(Beginning of Raw data)

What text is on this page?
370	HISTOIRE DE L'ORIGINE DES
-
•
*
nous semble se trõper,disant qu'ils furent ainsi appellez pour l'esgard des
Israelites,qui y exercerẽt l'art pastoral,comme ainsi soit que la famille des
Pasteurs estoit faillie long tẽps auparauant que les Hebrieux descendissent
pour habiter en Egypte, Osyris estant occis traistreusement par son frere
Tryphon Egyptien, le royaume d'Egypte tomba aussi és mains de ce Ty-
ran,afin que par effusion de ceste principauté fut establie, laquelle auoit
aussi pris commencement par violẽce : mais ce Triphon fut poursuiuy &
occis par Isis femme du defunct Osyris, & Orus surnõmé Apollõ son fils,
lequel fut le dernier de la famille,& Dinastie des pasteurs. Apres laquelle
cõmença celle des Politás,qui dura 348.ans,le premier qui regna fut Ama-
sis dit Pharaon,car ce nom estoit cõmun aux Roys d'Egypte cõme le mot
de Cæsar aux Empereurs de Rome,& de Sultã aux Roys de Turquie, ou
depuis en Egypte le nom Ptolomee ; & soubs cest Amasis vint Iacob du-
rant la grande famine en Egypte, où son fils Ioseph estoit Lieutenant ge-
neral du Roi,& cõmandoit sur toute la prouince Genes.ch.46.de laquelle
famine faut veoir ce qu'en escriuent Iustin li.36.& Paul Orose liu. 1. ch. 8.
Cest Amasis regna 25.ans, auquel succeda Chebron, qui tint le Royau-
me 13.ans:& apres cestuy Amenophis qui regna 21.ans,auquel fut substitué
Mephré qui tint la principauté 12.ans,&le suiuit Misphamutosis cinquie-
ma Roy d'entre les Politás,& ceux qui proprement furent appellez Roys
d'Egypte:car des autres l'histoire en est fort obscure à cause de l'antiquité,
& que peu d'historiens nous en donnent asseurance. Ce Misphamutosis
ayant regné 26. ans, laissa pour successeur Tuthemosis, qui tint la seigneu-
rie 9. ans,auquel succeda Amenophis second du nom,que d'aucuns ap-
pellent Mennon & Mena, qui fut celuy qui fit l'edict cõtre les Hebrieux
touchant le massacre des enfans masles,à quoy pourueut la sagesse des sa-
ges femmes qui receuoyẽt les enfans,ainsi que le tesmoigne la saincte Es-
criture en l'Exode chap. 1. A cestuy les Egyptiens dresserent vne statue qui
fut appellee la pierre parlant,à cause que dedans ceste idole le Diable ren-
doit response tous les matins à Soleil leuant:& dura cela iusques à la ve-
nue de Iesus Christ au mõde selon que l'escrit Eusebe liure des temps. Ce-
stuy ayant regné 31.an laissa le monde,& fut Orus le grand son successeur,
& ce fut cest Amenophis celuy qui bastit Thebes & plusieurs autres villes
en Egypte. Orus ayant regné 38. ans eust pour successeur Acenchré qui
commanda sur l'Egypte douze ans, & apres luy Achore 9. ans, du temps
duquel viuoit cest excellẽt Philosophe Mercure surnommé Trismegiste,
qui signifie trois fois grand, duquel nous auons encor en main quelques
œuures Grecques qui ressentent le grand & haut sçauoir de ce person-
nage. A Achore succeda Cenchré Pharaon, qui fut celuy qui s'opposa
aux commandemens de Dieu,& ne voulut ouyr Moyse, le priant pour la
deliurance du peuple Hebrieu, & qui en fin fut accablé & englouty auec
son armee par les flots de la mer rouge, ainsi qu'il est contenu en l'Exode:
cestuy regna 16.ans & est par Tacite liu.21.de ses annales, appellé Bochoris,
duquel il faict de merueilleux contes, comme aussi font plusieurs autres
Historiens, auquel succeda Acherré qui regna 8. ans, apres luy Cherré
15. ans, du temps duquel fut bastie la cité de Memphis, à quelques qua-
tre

(End of Raw data)

From the records, copy every line that has the string "temps" in it.

nue de Iesus Christ au mõde selon que l'escrit Eusebe liure des temps. Ce-
commanda sur l'Egypte douze ans, & apres luy Achore 9. ans, du temps
15. ans, du temps duquel fut bastie la cité de Memphis, à quelques qua-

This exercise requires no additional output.